─── Brano proposto ───

Kurdistan. Una questione centrale per la pacificazione in Siria
Tratto da: Adista Segni Nuovi n° 1 del 11/01/2025
Il popolo curdo, uno dei gruppi etnici più antichi della Mesopotamia, è da secoli protagonista di una lunga lotta per l'autonomia e il riconoscimento dei propri diritti. Oggi i curdi si trovano divisi tra Turchia, Siria, Iraq e Iran, Paesi che hanno reso quella curda una storia di marginalizzazione e repressione.
Nel periodo successivo alla Prima Guerra Mondiale, con la caduta dell'Impero Ottomano, la possibilità di un Kurdistan indipendente sembrava concretizzarsi nel Trattato di Sèvres del 1920. Tuttavia, questo sogno fu schiacciato dal Trattato di Losanna del 1923, che ridisegnò i confini del Medio Oriente, escludendo ogni riferimento a uno Stato curdo e relegando i curdi a una condizione di minoranza. Da allora, il popolo curdo ha dovuto affrontare le diverse politiche di assimilazione e repressione operata dai Paesi in cui è stato diviso.
Uno degli eventi più significativi nella storia recente del popolo curdo è la nascita del Partito dei Lavoratori del Kurdistan (PKK) nel 1978, fondato da Abdullah Öcalan, che inizialmente mirava alla creazione di uno Stato indipendente curdo. Successivamente, il partito ha cambiato paradigma, ispirato dalle teorie di Öcalan, sviluppate nel carcere di Imrali, dove si trova dal 1999.
Il Confederalismo Democratico, ideato da Öcalan e adottato dal movimeto curdo negli ultimi 20 anni, rappresenta una risposta alle difficoltà e contraddizioni derivanti dall'aspirazione curda a uno Stato nazionale. Riconoscendo che l'autodeterminazione non passa attraverso la creazione di uno Stato centralizzato, ma può manifestarsi in una rete di autonomie locali e regionali che promuovano la democrazia diretta, i diritti umani, la liberazione della donna, lo sviluppo ecologico e la partecipazione inclusiva delle diverse comunità, il movimento curdo ha cercato di spostare il conflitto sul piano politico, nel tentativo di mettere fine a una delle guerre più lunghe e sanguinose dell'ultimo secolo.

─── Sezione dati ───

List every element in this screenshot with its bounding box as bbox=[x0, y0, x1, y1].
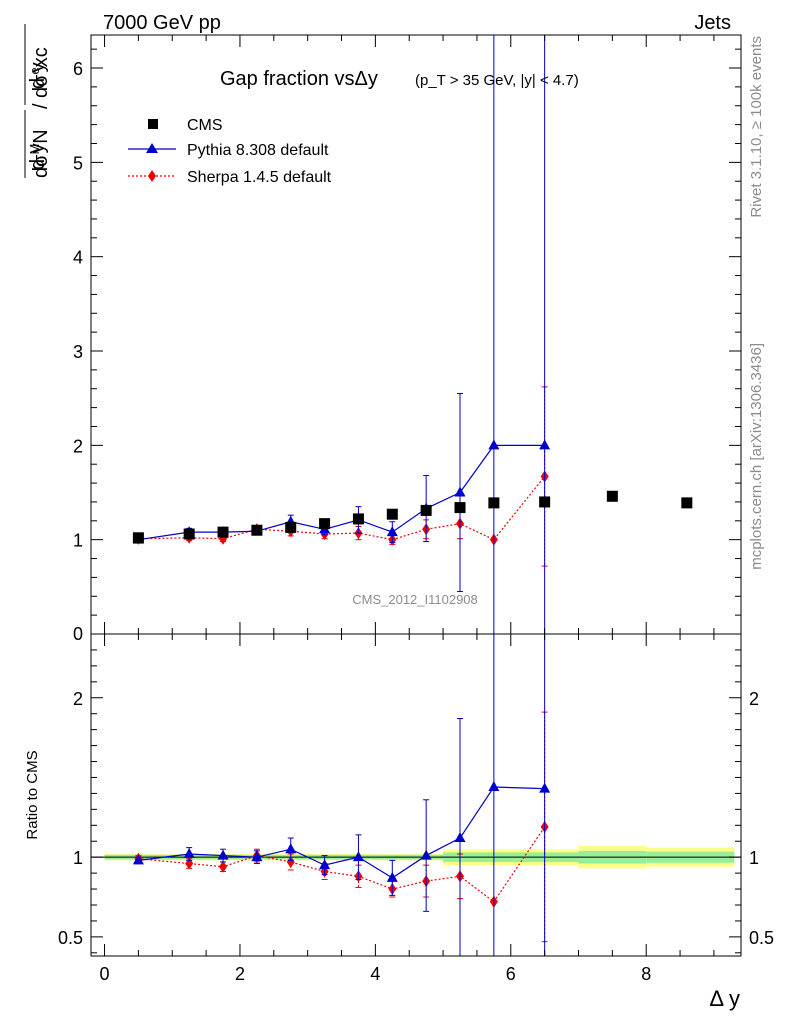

───

Compiti dell'esercizio:
**1)** Elenca i Paesi tra cui, secondo il brano sul popolo curdo, oggi i curdi si trovano divisi.
**2)** Riprendi il brano sul popolo curdo e proseguilo dopo la sua ultima frase.

Risultati dei compiti:
**1)** Turchia, Siria, Iraq e Iran.

**2)**
Questo paradigma è stato conosciuto nel mondo allo scoppio della guerra civile siriana, quando i curdi hanno creato una regione semi-autonoma nei territori liberati dallo Stato Islamico (ISIS), conosciuta come Rojava (letteralmente "Ovest" in curdo, abbreviazione di "Rojavaye Kurdistan", il Kurdistan dell'Ovest). Sebbene si continui a usare questo termine per identificare l'autonomia sorta nel 2012 nel Nord-Est della Siria, oggi essa copre quasi il 30% del territorio siriano, includendo tutti i popoli dell'area. Per questo motivo, la regione ha assunto la più inclusiva denominazione di Amministrazione Autonoma Democratica della Siria del Nord-Est (DAANES).
L'eco della Rivoluzione del Rojava ha risuonato in tutta la regione, lo slogan delle donne curde reso famoso dalle Unità di Protezione delle Donne (YPJ) nella guerra contro l’ISIS è diventato il simbolo della rivolta a guida femminile che ha scosso l'Iran: Jin, jiyan, azadi. Donna, vita, libertà.
Oggi i curdi hanno raggiunto un livello di riconoscimento culturale e politico senza precedenti nella loro storia. Tuttavia, tutte queste conquiste sono costantemente a rischio. Le ripercussioni del conflitto curdo-turco vanno infatti ben oltre le operazioni militari contro i guerriglieri del PKK, come dimostra la condizione dei partiti politici curdi in Turchia.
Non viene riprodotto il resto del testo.